WHAT YOU ARE ASKED TO DO:
Copy each line that holds "Tervakoskella".

[Stored records]
◆ ◆ ◆ ◆

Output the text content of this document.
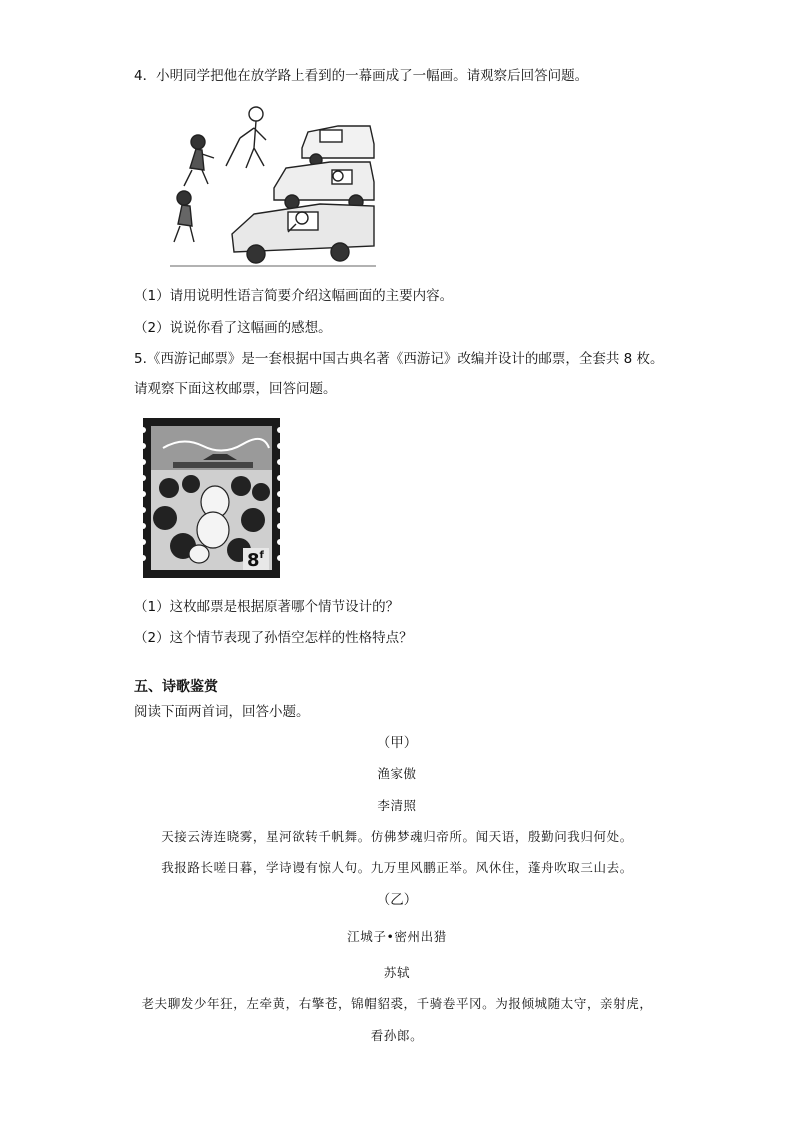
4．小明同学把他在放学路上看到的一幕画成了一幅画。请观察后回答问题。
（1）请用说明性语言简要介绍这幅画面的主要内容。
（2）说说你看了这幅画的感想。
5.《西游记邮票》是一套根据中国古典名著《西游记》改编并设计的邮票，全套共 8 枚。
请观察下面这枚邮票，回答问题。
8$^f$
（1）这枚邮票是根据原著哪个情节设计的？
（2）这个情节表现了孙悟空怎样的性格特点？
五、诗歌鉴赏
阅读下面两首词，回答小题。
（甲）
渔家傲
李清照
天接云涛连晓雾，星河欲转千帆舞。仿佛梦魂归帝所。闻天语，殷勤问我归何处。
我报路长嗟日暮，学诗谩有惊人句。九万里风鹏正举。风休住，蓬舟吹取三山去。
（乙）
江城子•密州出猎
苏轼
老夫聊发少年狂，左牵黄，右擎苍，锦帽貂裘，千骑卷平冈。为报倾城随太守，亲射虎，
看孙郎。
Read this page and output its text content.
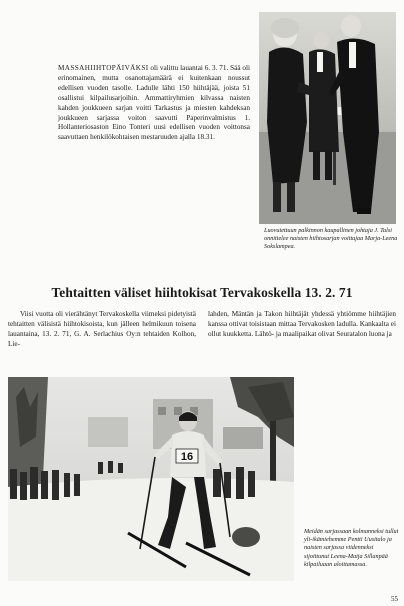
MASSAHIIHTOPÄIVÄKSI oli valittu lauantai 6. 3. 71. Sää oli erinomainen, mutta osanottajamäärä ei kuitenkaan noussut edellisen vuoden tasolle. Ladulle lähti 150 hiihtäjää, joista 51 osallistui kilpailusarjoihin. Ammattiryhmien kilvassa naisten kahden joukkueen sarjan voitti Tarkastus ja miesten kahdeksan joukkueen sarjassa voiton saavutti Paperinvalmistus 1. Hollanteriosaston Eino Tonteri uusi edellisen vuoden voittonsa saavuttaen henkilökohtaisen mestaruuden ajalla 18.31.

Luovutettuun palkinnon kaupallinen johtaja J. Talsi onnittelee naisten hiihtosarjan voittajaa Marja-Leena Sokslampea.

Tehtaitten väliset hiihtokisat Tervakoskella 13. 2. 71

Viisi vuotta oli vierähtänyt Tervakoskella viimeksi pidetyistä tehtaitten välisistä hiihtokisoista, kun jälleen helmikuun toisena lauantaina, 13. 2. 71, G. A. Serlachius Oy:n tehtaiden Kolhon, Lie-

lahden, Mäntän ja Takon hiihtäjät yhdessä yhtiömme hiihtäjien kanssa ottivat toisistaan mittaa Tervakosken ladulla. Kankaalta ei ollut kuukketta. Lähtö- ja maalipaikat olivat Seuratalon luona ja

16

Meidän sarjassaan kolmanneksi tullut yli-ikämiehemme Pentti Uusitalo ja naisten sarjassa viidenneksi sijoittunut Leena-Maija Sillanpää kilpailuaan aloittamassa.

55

◆ ◆ ◆ ◆

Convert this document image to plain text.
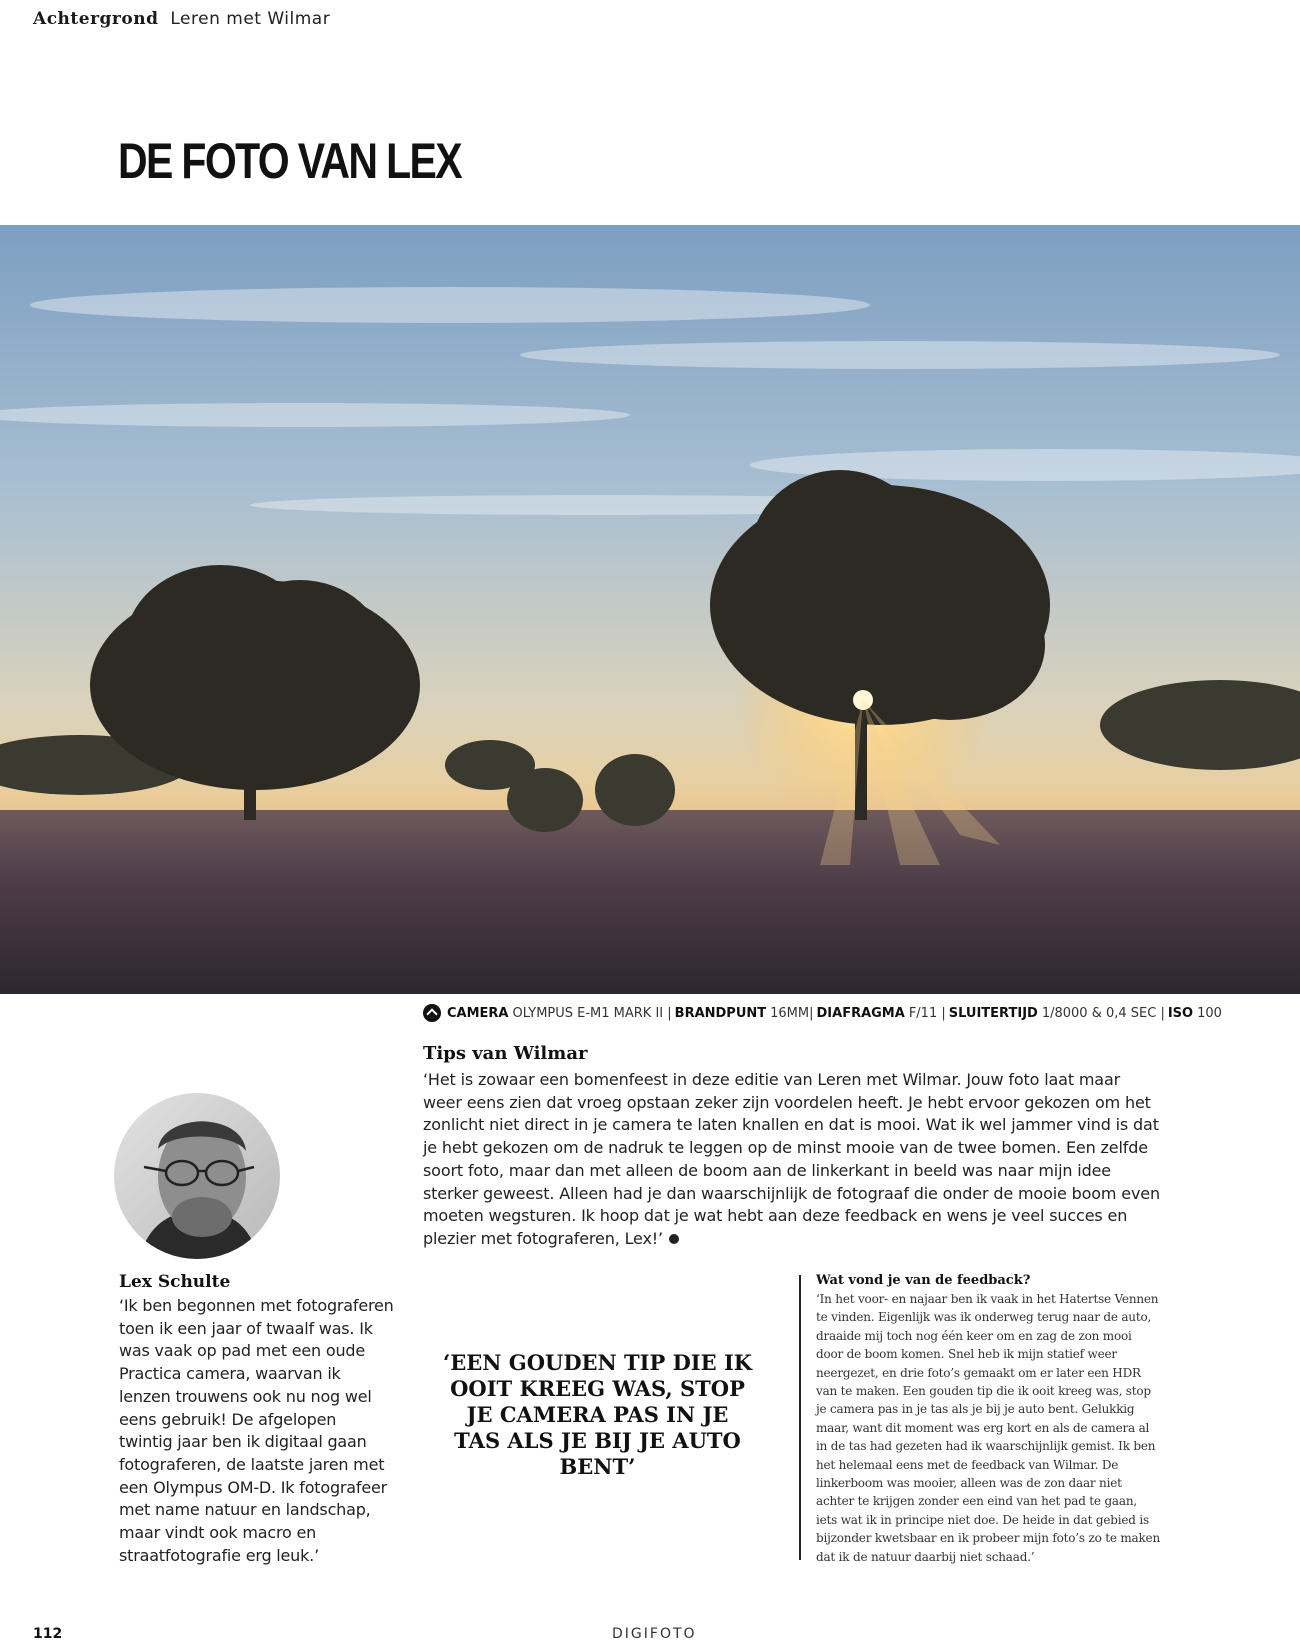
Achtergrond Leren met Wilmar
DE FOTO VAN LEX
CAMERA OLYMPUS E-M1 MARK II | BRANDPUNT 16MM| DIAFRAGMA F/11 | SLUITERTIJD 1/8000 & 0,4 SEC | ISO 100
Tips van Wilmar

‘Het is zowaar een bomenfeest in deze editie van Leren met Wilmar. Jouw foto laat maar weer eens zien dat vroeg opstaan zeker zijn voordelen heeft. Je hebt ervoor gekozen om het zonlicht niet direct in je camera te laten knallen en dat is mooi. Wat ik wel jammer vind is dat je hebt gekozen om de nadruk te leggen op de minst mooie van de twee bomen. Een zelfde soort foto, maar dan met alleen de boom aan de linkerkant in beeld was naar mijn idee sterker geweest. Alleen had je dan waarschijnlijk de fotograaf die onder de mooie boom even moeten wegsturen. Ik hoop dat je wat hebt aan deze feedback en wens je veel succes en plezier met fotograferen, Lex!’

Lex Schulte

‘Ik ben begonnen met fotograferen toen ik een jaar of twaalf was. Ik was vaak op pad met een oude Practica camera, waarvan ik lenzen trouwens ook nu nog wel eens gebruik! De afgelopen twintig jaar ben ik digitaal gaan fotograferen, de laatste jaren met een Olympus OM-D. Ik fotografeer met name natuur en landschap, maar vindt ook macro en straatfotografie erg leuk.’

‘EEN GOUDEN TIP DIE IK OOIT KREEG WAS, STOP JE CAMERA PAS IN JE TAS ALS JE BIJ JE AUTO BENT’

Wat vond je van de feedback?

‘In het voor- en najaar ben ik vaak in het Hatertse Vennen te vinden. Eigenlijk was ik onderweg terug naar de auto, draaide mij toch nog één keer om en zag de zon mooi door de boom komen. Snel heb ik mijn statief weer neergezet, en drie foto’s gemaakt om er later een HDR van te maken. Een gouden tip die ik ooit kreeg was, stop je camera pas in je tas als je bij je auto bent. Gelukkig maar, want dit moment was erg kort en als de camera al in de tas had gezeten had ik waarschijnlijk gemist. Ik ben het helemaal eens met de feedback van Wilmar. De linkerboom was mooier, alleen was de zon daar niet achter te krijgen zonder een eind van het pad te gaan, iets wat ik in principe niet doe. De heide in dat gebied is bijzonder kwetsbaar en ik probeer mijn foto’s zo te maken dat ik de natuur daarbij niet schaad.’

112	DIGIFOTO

◆ ◆ ◆ ◆

EXPECTED ANSWER:
Tehtaitten väliset hiihtokisat Tervakoskella 13. 2. 71
Viisi vuotta oli vierähtänyt Tervakoskella viimeksi pidetyistä tehtaitten välisistä hiihtokisoista, kun jälleen helmikuun toisena lauantaina, 13. 2. 71, G. A. Serlachius Oy:n tehtaiden Kolhon, Lie-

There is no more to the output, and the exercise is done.